— START INPUT MATERIAL —

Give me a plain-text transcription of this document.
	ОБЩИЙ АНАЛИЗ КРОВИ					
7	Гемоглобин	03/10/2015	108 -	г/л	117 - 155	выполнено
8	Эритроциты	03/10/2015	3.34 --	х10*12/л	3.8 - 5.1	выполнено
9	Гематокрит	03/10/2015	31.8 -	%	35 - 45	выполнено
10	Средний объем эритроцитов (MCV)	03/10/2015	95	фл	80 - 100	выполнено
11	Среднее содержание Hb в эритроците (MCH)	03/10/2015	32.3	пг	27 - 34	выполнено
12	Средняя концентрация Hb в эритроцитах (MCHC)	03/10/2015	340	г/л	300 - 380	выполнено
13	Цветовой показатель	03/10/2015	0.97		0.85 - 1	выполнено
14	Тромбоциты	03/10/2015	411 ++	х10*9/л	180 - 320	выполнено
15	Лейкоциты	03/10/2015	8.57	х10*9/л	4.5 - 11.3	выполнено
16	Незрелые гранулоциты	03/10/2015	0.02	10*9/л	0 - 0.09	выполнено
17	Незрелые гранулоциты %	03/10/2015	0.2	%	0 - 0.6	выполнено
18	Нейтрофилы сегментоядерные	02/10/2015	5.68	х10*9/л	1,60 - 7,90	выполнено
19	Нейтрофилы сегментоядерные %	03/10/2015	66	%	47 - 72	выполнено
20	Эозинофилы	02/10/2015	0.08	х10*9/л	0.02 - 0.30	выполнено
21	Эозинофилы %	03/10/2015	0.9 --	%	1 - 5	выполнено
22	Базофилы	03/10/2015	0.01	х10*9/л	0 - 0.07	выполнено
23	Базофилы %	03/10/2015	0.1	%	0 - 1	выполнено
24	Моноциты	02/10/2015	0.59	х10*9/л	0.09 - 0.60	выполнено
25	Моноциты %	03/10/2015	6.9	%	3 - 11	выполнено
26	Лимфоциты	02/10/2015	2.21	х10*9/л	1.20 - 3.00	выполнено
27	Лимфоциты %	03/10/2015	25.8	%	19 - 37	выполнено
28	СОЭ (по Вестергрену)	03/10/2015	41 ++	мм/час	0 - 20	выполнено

— END INPUT MATERIAL —

Copy out the full material exactly as it appears.

Give me a plain-text transcription of this document.
	ОБЩИЙ АНАЛИЗ КРОВИ					
7	Гемоглобин	03/10/2015	108 -	г/л	117 - 155	выполнено
8	Эритроциты	03/10/2015	3.34 --	х10*12/л	3.8 - 5.1	выполнено
9	Гематокрит	03/10/2015	31.8 -	%	35 - 45	выполнено
10	Средний объем эритроцитов (MCV)	03/10/2015	95	фл	80 - 100	выполнено
11	Среднее содержание Hb в эритроците (MCH)	03/10/2015	32.3	пг	27 - 34	выполнено
12	Средняя концентрация Hb в эритроцитах (MCHC)	03/10/2015	340	г/л	300 - 380	выполнено
13	Цветовой показатель	03/10/2015	0.97		0.85 - 1	выполнено
14	Тромбоциты	03/10/2015	411 ++	х10*9/л	180 - 320	выполнено
15	Лейкоциты	03/10/2015	8.57	х10*9/л	4.5 - 11.3	выполнено
16	Незрелые гранулоциты	03/10/2015	0.02	10*9/л	0 - 0.09	выполнено
17	Незрелые гранулоциты %	03/10/2015	0.2	%	0 - 0.6	выполнено
18	Нейтрофилы сегментоядерные	02/10/2015	5.68	х10*9/л	1,60 - 7,90	выполнено
19	Нейтрофилы сегментоядерные %	03/10/2015	66	%	47 - 72	выполнено
20	Эозинофилы	02/10/2015	0.08	х10*9/л	0.02 - 0.30	выполнено
21	Эозинофилы %	03/10/2015	0.9 --	%	1 - 5	выполнено
22	Базофилы	03/10/2015	0.01	х10*9/л	0 - 0.07	выполнено
23	Базофилы %	03/10/2015	0.1	%	0 - 1	выполнено
24	Моноциты	02/10/2015	0.59	х10*9/л	0.09 - 0.60	выполнено
25	Моноциты %	03/10/2015	6.9	%	3 - 11	выполнено
26	Лимфоциты	02/10/2015	2.21	х10*9/л	1.20 - 3.00	выполнено
27	Лимфоциты %	03/10/2015	25.8	%	19 - 37	выполнено
28	СОЭ (по Вестергрену)	03/10/2015	41 ++	мм/час	0 - 20	выполнено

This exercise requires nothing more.